文書の抜粋 –

電気自動車には、図1に示すように、モータ、インバータ、及び充電器など電気自動車の熱源1を冷却するための冷却水をウォータポンプ2の駆動を通じて循環させる水循環回路3が設けられている。そして、水循環回路3内の冷却水が熱源1との間で熱交換されることにより、その熱源1が上記冷却水によって冷却されるとともに同熱源1からの廃熱が上記冷却水によって回収される。このように熱源1からの廃熱を回収した冷却水は温度上昇するため、同冷却水の過度な温度上昇を抑制すべく水循環回路3には冷却水の熱を外気に放出するラジエータ4が設けられている。
【0017】
電気自動車には、車室5の冷房や暖房といった空調を行うための空調装置が設けられている。ただし、電気自動車のような熱源1で生じる熱が少ない車両では、その熱源1からの廃熱を利用した車室5の暖房では暖房要求を満たせない可能性がある。このため、電気自動車の空調装置は、車室5の暖房を行うための装置として、蒸気圧縮式のヒートポンプ6を備えている。

提供資料 –
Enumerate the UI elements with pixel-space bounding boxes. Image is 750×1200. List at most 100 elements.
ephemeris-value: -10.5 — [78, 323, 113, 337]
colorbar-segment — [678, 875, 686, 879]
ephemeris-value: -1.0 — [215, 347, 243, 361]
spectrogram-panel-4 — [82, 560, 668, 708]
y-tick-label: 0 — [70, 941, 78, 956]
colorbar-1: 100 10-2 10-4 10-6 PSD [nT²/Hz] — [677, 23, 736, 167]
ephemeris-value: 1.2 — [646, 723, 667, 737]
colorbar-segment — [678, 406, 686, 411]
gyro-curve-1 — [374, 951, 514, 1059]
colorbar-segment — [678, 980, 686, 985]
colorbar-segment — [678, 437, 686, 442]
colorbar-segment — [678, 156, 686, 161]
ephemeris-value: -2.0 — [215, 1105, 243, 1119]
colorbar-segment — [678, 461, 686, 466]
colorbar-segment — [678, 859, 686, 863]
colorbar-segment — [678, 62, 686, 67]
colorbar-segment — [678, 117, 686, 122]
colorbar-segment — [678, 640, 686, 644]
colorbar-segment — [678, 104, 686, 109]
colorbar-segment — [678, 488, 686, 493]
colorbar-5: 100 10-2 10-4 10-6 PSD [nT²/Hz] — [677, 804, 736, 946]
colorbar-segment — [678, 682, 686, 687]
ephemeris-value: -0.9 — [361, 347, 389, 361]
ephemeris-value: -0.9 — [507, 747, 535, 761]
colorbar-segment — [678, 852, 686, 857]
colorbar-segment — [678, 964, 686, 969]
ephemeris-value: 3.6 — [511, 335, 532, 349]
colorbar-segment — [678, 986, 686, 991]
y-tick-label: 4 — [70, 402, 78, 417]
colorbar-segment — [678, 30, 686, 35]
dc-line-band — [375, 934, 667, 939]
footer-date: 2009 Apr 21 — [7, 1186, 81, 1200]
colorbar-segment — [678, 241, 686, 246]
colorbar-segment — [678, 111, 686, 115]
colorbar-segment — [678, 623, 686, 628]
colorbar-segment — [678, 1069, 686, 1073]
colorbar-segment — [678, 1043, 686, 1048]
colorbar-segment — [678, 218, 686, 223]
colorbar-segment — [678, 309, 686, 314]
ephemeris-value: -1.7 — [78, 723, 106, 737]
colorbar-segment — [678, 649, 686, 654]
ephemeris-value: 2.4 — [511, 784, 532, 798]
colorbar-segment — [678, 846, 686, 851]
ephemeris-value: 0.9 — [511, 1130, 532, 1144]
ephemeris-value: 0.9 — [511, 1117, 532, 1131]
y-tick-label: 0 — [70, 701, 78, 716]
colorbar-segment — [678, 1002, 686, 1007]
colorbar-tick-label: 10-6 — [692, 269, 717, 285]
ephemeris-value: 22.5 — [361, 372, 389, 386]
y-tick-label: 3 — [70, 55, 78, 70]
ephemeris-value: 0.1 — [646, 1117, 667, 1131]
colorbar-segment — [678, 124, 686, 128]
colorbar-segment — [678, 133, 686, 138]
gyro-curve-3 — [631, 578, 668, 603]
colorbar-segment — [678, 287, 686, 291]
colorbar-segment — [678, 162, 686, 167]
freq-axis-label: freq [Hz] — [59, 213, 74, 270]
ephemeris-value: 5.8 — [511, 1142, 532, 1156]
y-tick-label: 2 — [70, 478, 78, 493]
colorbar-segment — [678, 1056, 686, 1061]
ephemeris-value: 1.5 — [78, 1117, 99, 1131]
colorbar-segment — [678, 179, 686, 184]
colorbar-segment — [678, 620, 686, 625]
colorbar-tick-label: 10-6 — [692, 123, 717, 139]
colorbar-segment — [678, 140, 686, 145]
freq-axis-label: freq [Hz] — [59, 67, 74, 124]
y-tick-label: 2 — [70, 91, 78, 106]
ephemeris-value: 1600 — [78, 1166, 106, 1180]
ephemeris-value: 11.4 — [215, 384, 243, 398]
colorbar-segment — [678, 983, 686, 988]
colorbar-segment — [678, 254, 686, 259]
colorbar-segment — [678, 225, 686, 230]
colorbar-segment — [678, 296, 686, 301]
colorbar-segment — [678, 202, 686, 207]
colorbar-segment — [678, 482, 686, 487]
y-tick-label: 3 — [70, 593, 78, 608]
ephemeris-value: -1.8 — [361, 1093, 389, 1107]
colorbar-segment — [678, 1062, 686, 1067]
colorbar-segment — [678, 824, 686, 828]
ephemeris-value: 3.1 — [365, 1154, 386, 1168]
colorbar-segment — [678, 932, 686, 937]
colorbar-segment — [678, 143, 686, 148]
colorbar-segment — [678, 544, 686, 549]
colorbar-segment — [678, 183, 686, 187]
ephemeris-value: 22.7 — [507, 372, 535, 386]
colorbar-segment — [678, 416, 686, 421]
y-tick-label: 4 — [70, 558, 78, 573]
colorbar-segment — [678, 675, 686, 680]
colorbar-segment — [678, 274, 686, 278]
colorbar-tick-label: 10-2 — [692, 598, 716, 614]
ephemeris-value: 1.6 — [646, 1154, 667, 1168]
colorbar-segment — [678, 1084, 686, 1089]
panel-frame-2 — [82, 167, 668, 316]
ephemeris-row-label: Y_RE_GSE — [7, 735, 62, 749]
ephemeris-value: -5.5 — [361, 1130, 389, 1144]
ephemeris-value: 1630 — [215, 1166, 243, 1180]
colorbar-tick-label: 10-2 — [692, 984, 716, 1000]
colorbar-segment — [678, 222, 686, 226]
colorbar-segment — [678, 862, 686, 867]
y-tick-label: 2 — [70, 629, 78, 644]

作業指示 –
A. 電気自動車の冷却と空調についての文書では、冷却水の過度な温度上昇を抑えるため、水循環回路に何が設けられていますか。
B. 電気自動車の冷却と空調についての文書を、最後の文の後から書き継いでください。

タスク別の結果 –
A. 冷却水の熱を外気に放出するラジエータ4です。

B.
【0018】
このヒートポンプ6には熱媒体を圧縮して吐出する電動式のコンプレッサ7が設けられている。そして、このコンプレッサ7の駆動を通じて、上記熱媒体がヒートポンプ6内を循環する。また、ヒートポンプ6は、コンプレッサ7により圧縮されて昇温した熱媒体からの放熱を行う高圧側熱交換器8と、同高圧側熱交換器8での放熱後の熱媒体を膨張させる膨張弁9と、同膨張弁9にて膨張して温度低下した熱媒体への吸熱を行う低圧側熱交換器10とを備えている。ヒートポンプ6における低圧側熱交換器10の下流であって且つコンプレッサ7の上流には、上記低圧側熱交換器10を通過した熱媒体を気体と液体とに分離するアキュムレータ11が設けられている。
【0019】
こうしたヒートポンプ6では、コンプレッサ7の駆動を通じて、熱媒体がコンプレッサ7、高圧側熱交換器8、膨張弁9、低圧側熱交換器10、及びアキュムレータ11といった機器を順に通過する。そして、空調装置は、ヒートポンプ6の上記高圧側熱交換器8を通過する高温の熱媒体の熱を利用して車室5の暖房を行う。同車室5の暖房は、具体的には、ヒートポンプ6の上記高圧側熱交換器8を通過する熱媒体の熱を、空調ファン13の駆動を通じて車室5に送られる空気に付与することで実現される。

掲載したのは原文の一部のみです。